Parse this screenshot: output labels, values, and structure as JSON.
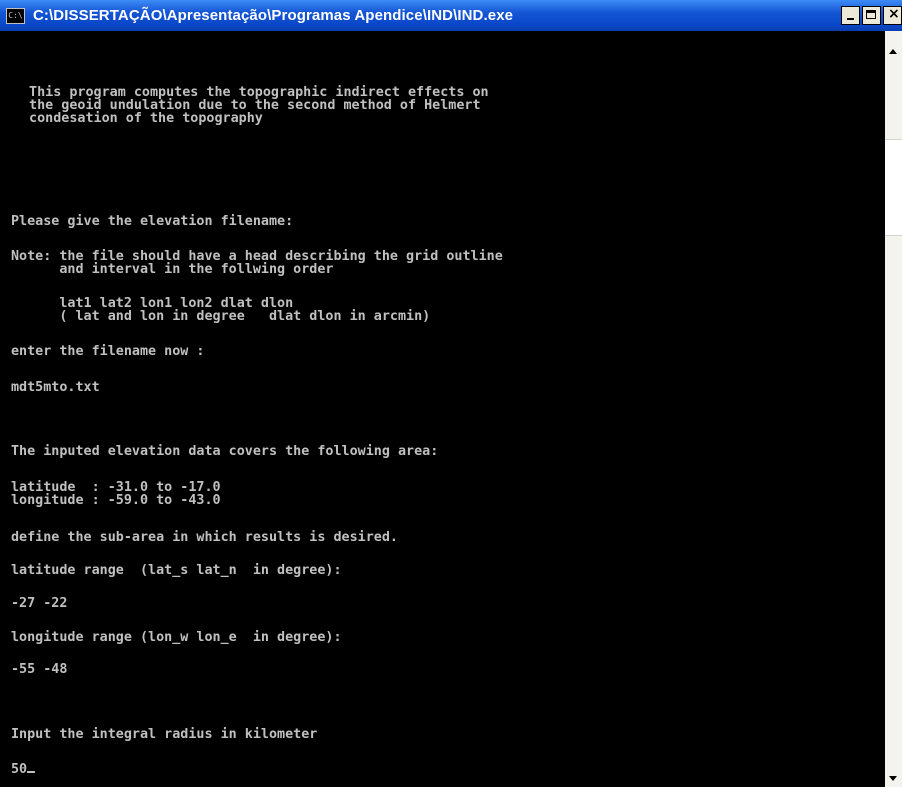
{
  "window": {
    "title": "C:\\DISSERTAÇÃO\\Apresentação\\Programas Apendice\\IND\\IND.exe",
    "icon": "console-icon",
    "icon_text": "C:\\"
  },
  "console": {
    "lines": [
      " This program computes the topographic indirect effects on",
      " the geoid undulation due to the second method of Helmert",
      " condesation of the topography",
      "Please give the elevation filename:",
      "Note: the file should have a head describing the grid outline",
      "      and interval in the follwing order",
      "      lat1 lat2 lon1 lon2 dlat dlon",
      "      ( lat and lon in degree   dlat dlon in arcmin)",
      "enter the filename now :",
      "mdt5mto.txt",
      "The inputed elevation data covers the following area:",
      "latitude  : -31.0 to -17.0",
      "longitude : -59.0 to -43.0",
      "define the sub-area in which results is desired.",
      "latitude range  (lat_s lat_n  in degree):",
      "-27 -22",
      "longitude range (lon_w lon_e  in degree):",
      "-55 -48",
      "Input the integral radius in kilometer",
      "50"
    ]
  }
}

....

## Problem to solve
Copy each line of the listing that includes "area".

## Written answer
      "The inputed elevation data covers the following area:",
      "define the sub-area in which results is desired.",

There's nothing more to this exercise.